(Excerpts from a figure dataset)

┄┄┄┄┄┄┄┄┄┄┄┄┄┄┄┄┄┄┄┄

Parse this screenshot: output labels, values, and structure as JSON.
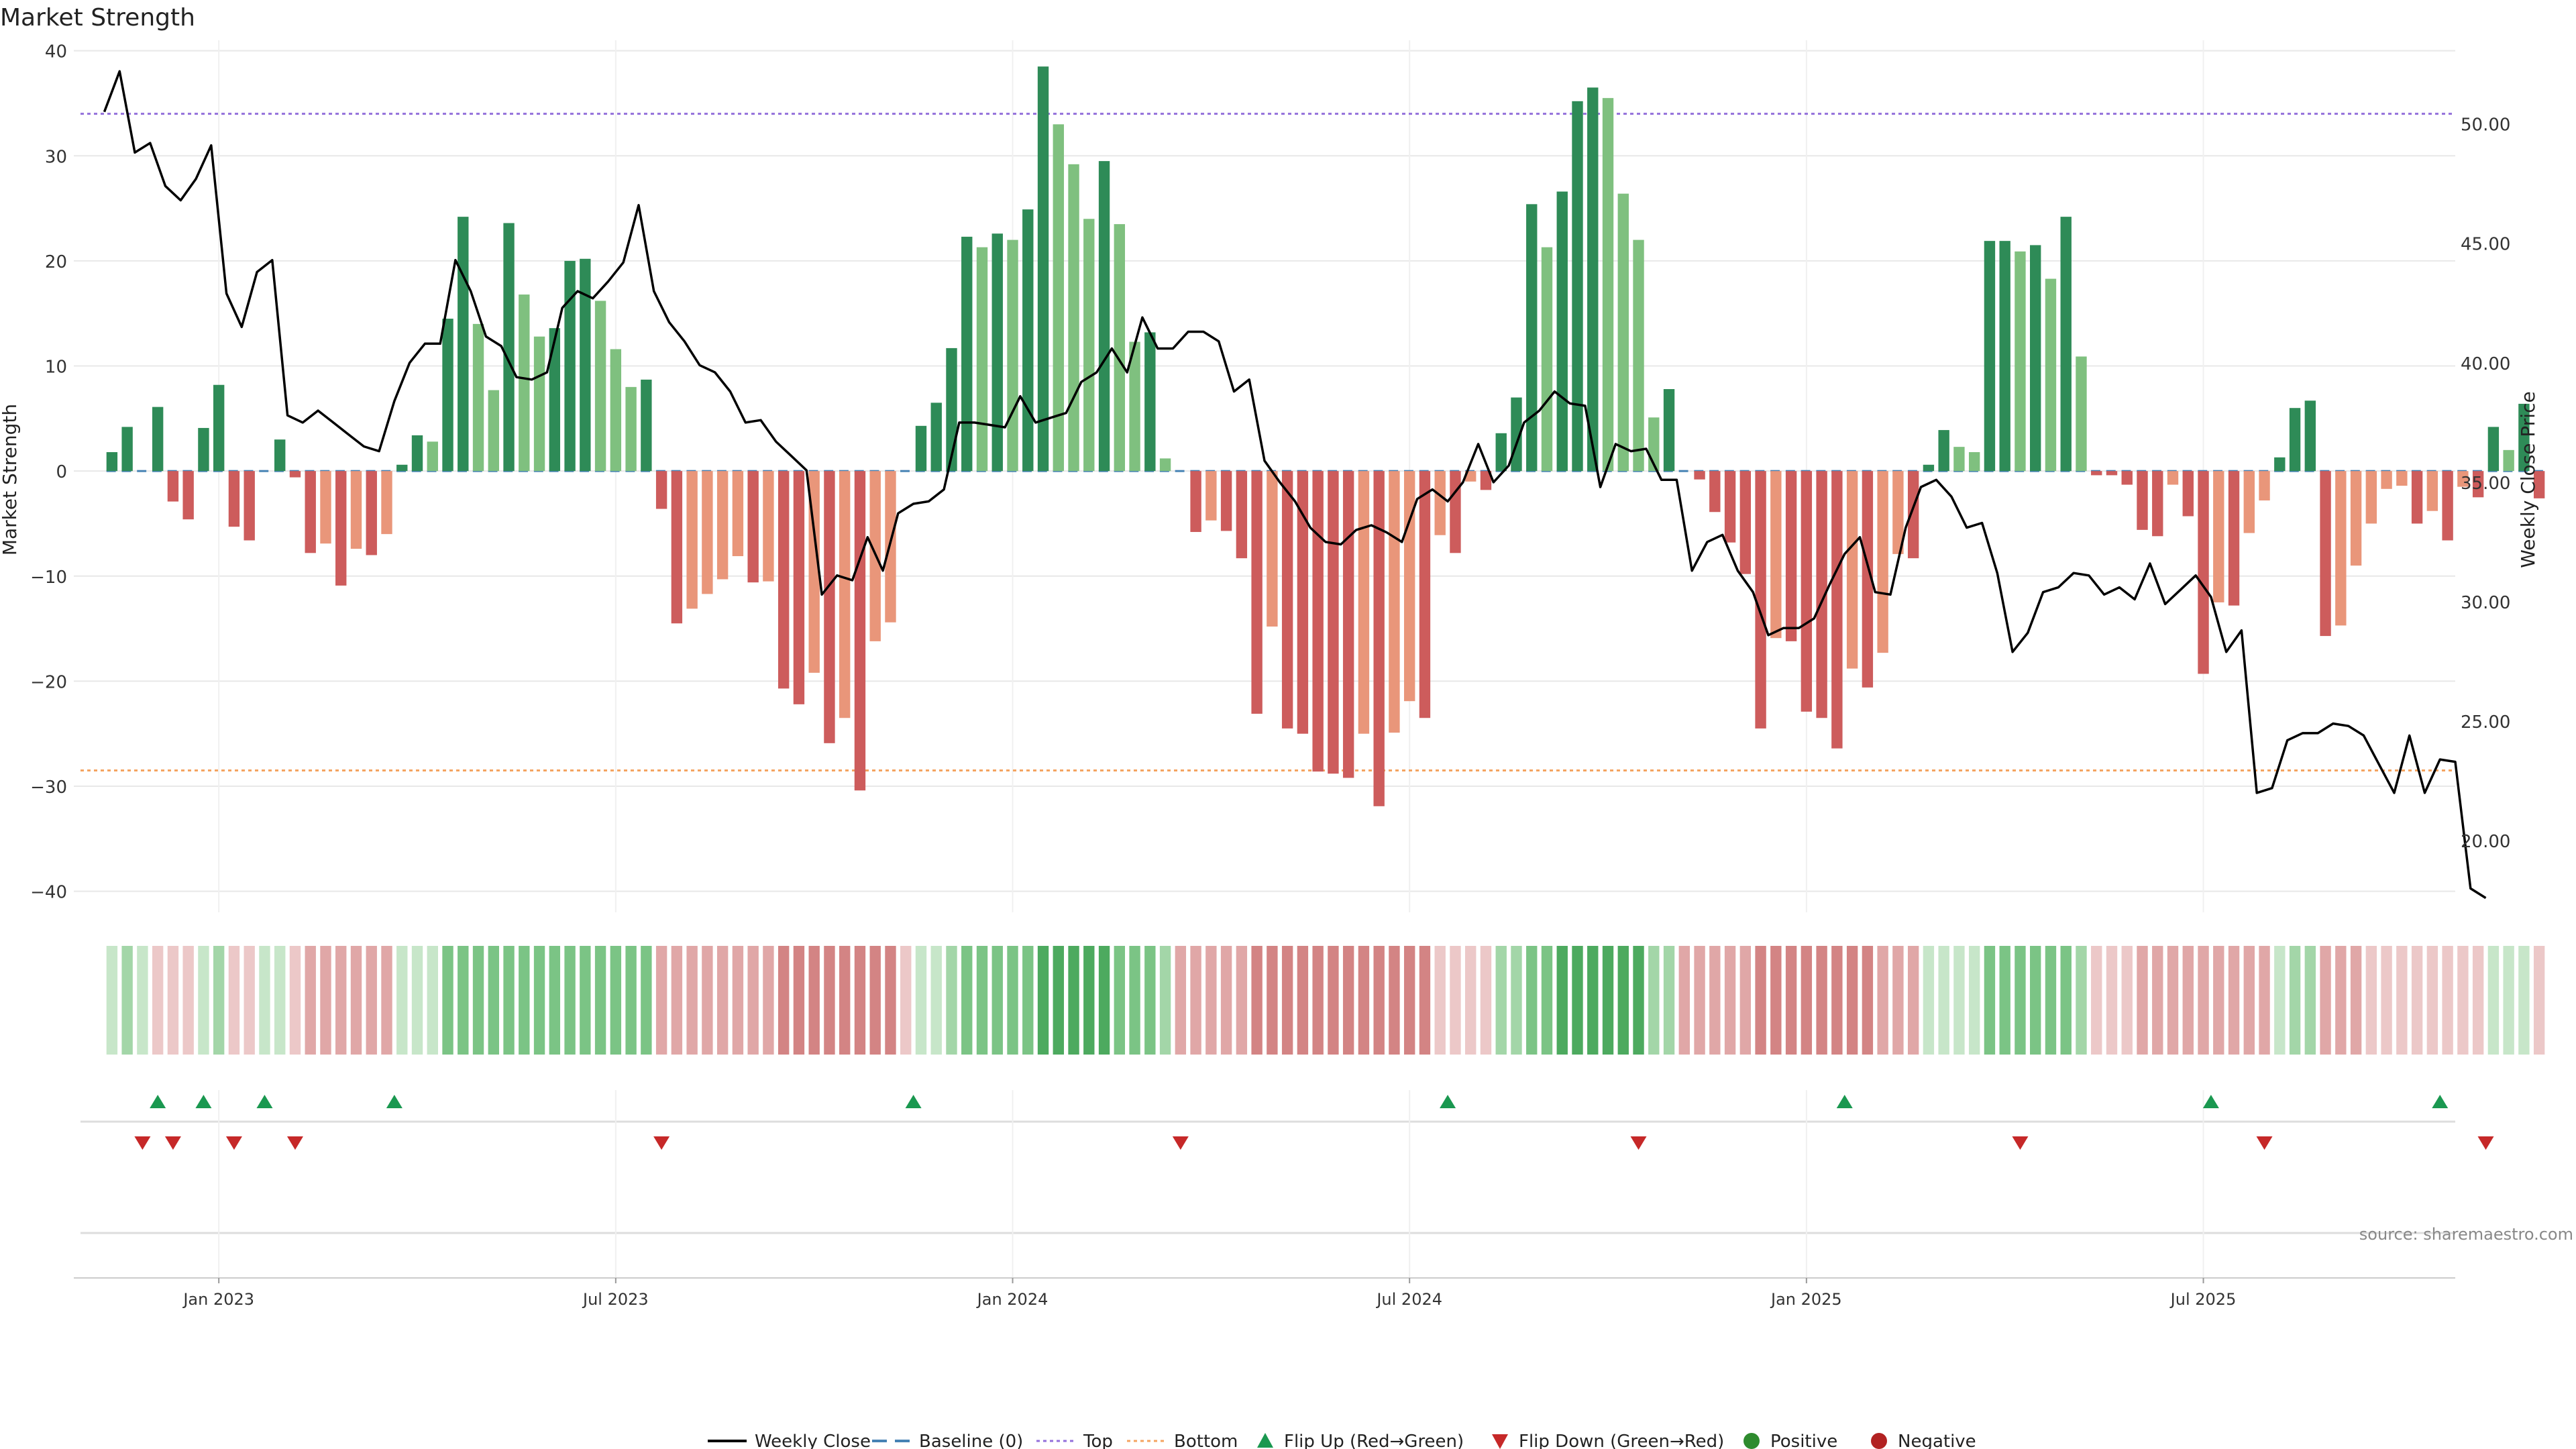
{
  "colors": {
    "pos_strong": "#2e8b57",
    "pos_light": "#7fc07f",
    "neg_strong": "#cd5c5c",
    "neg_light": "#e9967a",
    "line": "#000000",
    "baseline": "#4682b4",
    "top": "#9370db",
    "bottom": "#f4a460",
    "flip_up": "#1a9850",
    "flip_down": "#c62828",
    "positive": "#2e8b2e",
    "negative": "#b22222",
    "grid": "#e8e8e8",
    "source": "#888888"
  },
  "chart_data": {
    "type": "bar",
    "title": "Market Strength",
    "ylabel": "Market Strength",
    "y2label": "Weekly Close Price",
    "ylim": [
      -42,
      41
    ],
    "y2lim": [
      17,
      53.5
    ],
    "yticks": [
      -40,
      -30,
      -20,
      -10,
      0,
      10,
      20,
      30,
      40
    ],
    "y2ticks": [
      20,
      25,
      30,
      35,
      40,
      45,
      50
    ],
    "y2tick_labels": [
      "20.00",
      "25.00",
      "30.00",
      "35.00",
      "40.00",
      "45.00",
      "50.00"
    ],
    "x_start_week": -9.5,
    "x_end_week": 146.5,
    "xticks": [
      {
        "week": 0,
        "label": "Jan 2023"
      },
      {
        "week": 26,
        "label": "Jul 2023"
      },
      {
        "week": 52,
        "label": "Jan 2024"
      },
      {
        "week": 78,
        "label": "Jul 2024"
      },
      {
        "week": 104,
        "label": "Jan 2025"
      },
      {
        "week": 130,
        "label": "Jul 2025"
      }
    ],
    "top_level": 34,
    "bottom_level": -28.5,
    "baseline": 0,
    "series": [
      {
        "name": "Market Strength",
        "start_week": -7,
        "values": [
          1.8,
          4.2,
          0,
          6.1,
          -2.9,
          -4.6,
          4.1,
          8.2,
          -5.3,
          -6.6,
          0,
          3.0,
          -0.6,
          -7.8,
          -6.9,
          -10.9,
          -7.4,
          -8.0,
          -6.0,
          0.6,
          3.4,
          2.8,
          14.5,
          24.2,
          14.0,
          7.7,
          23.6,
          16.8,
          12.8,
          13.6,
          20.0,
          20.2,
          16.2,
          11.6,
          8.0,
          8.7,
          -3.6,
          -14.5,
          -13.1,
          -11.7,
          -10.3,
          -8.1,
          -10.6,
          -10.5,
          -20.7,
          -22.2,
          -19.2,
          -25.9,
          -23.5,
          -30.4,
          -16.2,
          -14.4,
          0,
          4.3,
          6.5,
          11.7,
          22.3,
          21.3,
          22.6,
          22.0,
          24.9,
          38.5,
          33.0,
          29.2,
          24.0,
          29.5,
          23.5,
          12.3,
          13.2,
          1.2,
          0,
          -5.8,
          -4.7,
          -5.7,
          -8.3,
          -23.1,
          -14.8,
          -24.5,
          -25.0,
          -28.6,
          -28.8,
          -29.2,
          -25.0,
          -31.9,
          -24.9,
          -21.9,
          -23.5,
          -6.1,
          -7.8,
          -1.0,
          -1.8,
          3.6,
          7.0,
          25.4,
          21.3,
          26.6,
          35.2,
          36.5,
          35.5,
          26.4,
          22.0,
          5.1,
          7.8,
          0,
          -0.8,
          -3.9,
          -6.8,
          -9.8,
          -24.5,
          -15.9,
          -16.2,
          -22.9,
          -23.5,
          -26.4,
          -18.8,
          -20.6,
          -17.3,
          -7.9,
          -8.3,
          0.6,
          3.9,
          2.3,
          1.8,
          21.9,
          21.9,
          20.9,
          21.5,
          18.3,
          24.2,
          10.9,
          -0.4,
          -0.4,
          -1.3,
          -5.6,
          -6.2,
          -1.3,
          -4.3,
          -19.3,
          -12.5,
          -12.8,
          -5.9,
          -2.8,
          1.3,
          6.0,
          6.7,
          -15.7,
          -14.7,
          -9.0,
          -5.0,
          -1.7,
          -1.4,
          -5.0,
          -3.8,
          -6.6,
          -1.5,
          -2.5,
          4.2,
          2.0,
          6.4,
          -2.6
        ]
      },
      {
        "name": "Weekly Close",
        "start_week": -7.5,
        "values": [
          50.5,
          52.2,
          48.8,
          49.2,
          47.4,
          46.8,
          47.7,
          49.1,
          42.9,
          41.5,
          43.8,
          44.3,
          37.8,
          37.5,
          38.0,
          37.5,
          37.0,
          36.5,
          36.3,
          38.4,
          40.0,
          40.8,
          40.8,
          44.3,
          43.0,
          41.1,
          40.7,
          39.4,
          39.3,
          39.6,
          42.3,
          43.0,
          42.7,
          43.4,
          44.2,
          46.6,
          43.0,
          41.7,
          40.9,
          39.9,
          39.6,
          38.8,
          37.5,
          37.6,
          36.7,
          36.1,
          35.5,
          30.3,
          31.1,
          30.9,
          32.7,
          31.3,
          33.7,
          34.1,
          34.2,
          34.7,
          37.5,
          37.5,
          37.4,
          37.3,
          38.6,
          37.5,
          37.7,
          37.9,
          39.2,
          39.6,
          40.6,
          39.6,
          41.9,
          40.6,
          40.6,
          41.3,
          41.3,
          40.9,
          38.8,
          39.3,
          35.9,
          35.0,
          34.2,
          33.1,
          32.5,
          32.4,
          33.0,
          33.2,
          32.9,
          32.5,
          34.3,
          34.7,
          34.2,
          35.0,
          36.6,
          35.0,
          35.7,
          37.5,
          38.0,
          38.8,
          38.3,
          38.2,
          34.8,
          36.6,
          36.3,
          36.4,
          35.1,
          35.1,
          31.3,
          32.5,
          32.8,
          31.3,
          30.4,
          28.6,
          28.9,
          28.9,
          29.3,
          30.7,
          32.0,
          32.7,
          30.4,
          30.3,
          33.1,
          34.8,
          35.1,
          34.4,
          33.1,
          33.3,
          31.2,
          27.9,
          28.7,
          30.4,
          30.6,
          31.2,
          31.1,
          30.3,
          30.6,
          30.1,
          31.6,
          29.9,
          30.5,
          31.1,
          30.2,
          27.9,
          28.8,
          22.0,
          22.2,
          24.2,
          24.5,
          24.5,
          24.9,
          24.8,
          24.4,
          23.2,
          22.0,
          24.4,
          22.0,
          23.4,
          23.3,
          18.0,
          17.6
        ]
      }
    ],
    "heat_strip": {
      "start_week": -7,
      "levels": [
        1,
        2,
        1,
        -1,
        -1,
        -1,
        1,
        2,
        -1,
        -1,
        1,
        1,
        -1,
        -2,
        -2,
        -2,
        -2,
        -2,
        -2,
        1,
        1,
        1,
        3,
        3,
        3,
        3,
        3,
        3,
        3,
        3,
        3,
        3,
        3,
        3,
        3,
        3,
        -2,
        -2,
        -2,
        -2,
        -2,
        -2,
        -2,
        -2,
        -3,
        -3,
        -3,
        -3,
        -3,
        -3,
        -3,
        -3,
        -1,
        1,
        1,
        2,
        3,
        3,
        3,
        3,
        3,
        4,
        4,
        4,
        4,
        4,
        3,
        3,
        3,
        2,
        -2,
        -2,
        -2,
        -2,
        -2,
        -3,
        -3,
        -3,
        -3,
        -3,
        -3,
        -3,
        -3,
        -3,
        -3,
        -3,
        -3,
        -1,
        -1,
        -1,
        -1,
        2,
        2,
        3,
        3,
        4,
        4,
        4,
        4,
        4,
        4,
        2,
        2,
        -2,
        -2,
        -2,
        -2,
        -2,
        -3,
        -3,
        -3,
        -3,
        -3,
        -3,
        -3,
        -3,
        -2,
        -2,
        -2,
        1,
        1,
        1,
        1,
        3,
        3,
        3,
        3,
        3,
        3,
        2,
        -1,
        -1,
        -1,
        -2,
        -2,
        -2,
        -2,
        -2,
        -2,
        -2,
        -2,
        -2,
        1,
        2,
        2,
        -2,
        -2,
        -2,
        -1,
        -1,
        -1,
        -1,
        -1,
        -1,
        -1,
        -1,
        1,
        1,
        1,
        -1
      ]
    },
    "flip_up_weeks": [
      -4,
      -1,
      3,
      11.5,
      45.5,
      80.5,
      106.5,
      130.5,
      145.5
    ],
    "flip_down_weeks": [
      -5,
      -3,
      1,
      5,
      29,
      63,
      93,
      118,
      134,
      148.5
    ],
    "legend": [
      "Weekly Close",
      "Baseline (0)",
      "Top",
      "Bottom",
      "Flip Up (Red→Green)",
      "Flip Down (Green→Red)",
      "Positive",
      "Negative"
    ],
    "legend_position": "bottom-center",
    "source": "source: sharemaestro.com"
  }
}
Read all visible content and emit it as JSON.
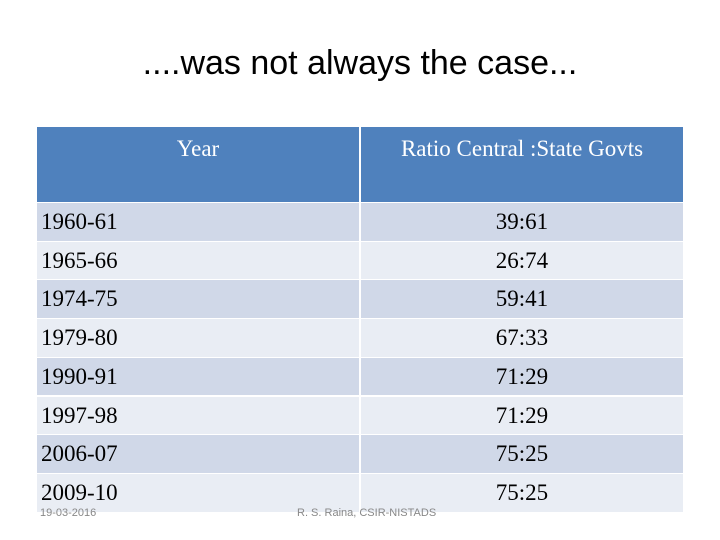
{
  "header": {
    "title": "....was not always the case..."
  },
  "table": {
    "columns": [
      "Year",
      "Ratio Central :State Govts"
    ],
    "rows": [
      [
        "1960-61",
        "39:61"
      ],
      [
        "1965-66",
        "26:74"
      ],
      [
        "1974-75",
        "59:41"
      ],
      [
        "1979-80",
        "67:33"
      ],
      [
        "1990-91",
        "71:29"
      ],
      [
        "1997-98",
        "71:29"
      ],
      [
        "2006-07",
        "75:25"
      ],
      [
        "2009-10",
        "75:25"
      ]
    ]
  },
  "footer": {
    "date": "19-03-2016",
    "author": "R. S. Raina, CSIR-NISTADS"
  }
}
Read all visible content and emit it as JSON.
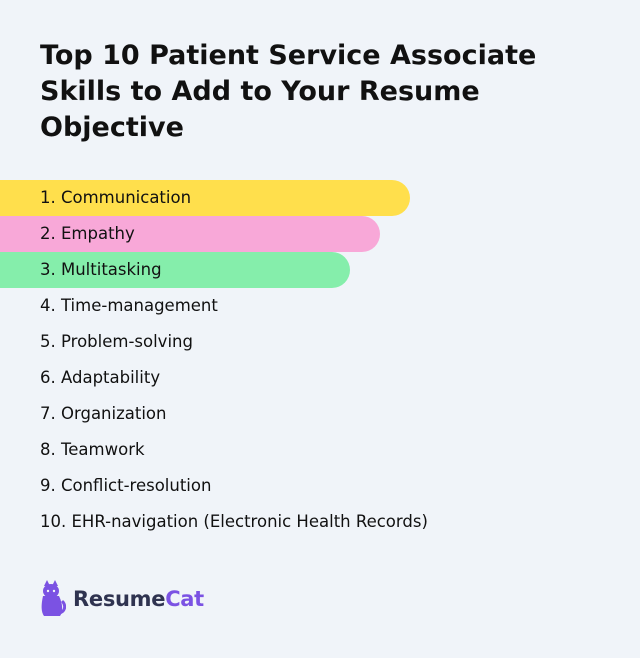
{
  "title": "Top 10 Patient Service Associate Skills to Add to Your Resume Objective",
  "skills": [
    {
      "label": "1. Communication",
      "highlight": "#ffdf4c"
    },
    {
      "label": "2. Empathy",
      "highlight": "#f8a8d8"
    },
    {
      "label": "3. Multitasking",
      "highlight": "#85eeab"
    },
    {
      "label": "4. Time-management"
    },
    {
      "label": "5. Problem-solving"
    },
    {
      "label": "6. Adaptability"
    },
    {
      "label": "7. Organization"
    },
    {
      "label": "8. Teamwork"
    },
    {
      "label": "9. Conflict-resolution"
    },
    {
      "label": "10. EHR-navigation (Electronic Health Records)"
    }
  ],
  "logo": {
    "icon": "cat-icon",
    "text_part1": "Resume",
    "text_part2": "Cat",
    "colors": {
      "primary": "#2f3350",
      "accent": "#7b52e3"
    }
  }
}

┄┄┄┄┄┄┄┄┄┄┄┄┄┄┄┄┄┄┄┄

Objective
Look above for every line with the word "Strength" and copy it.

Response for this exercise
    "title": "Market Strength",
    "ylabel": "Market Strength",
        "name": "Market Strength",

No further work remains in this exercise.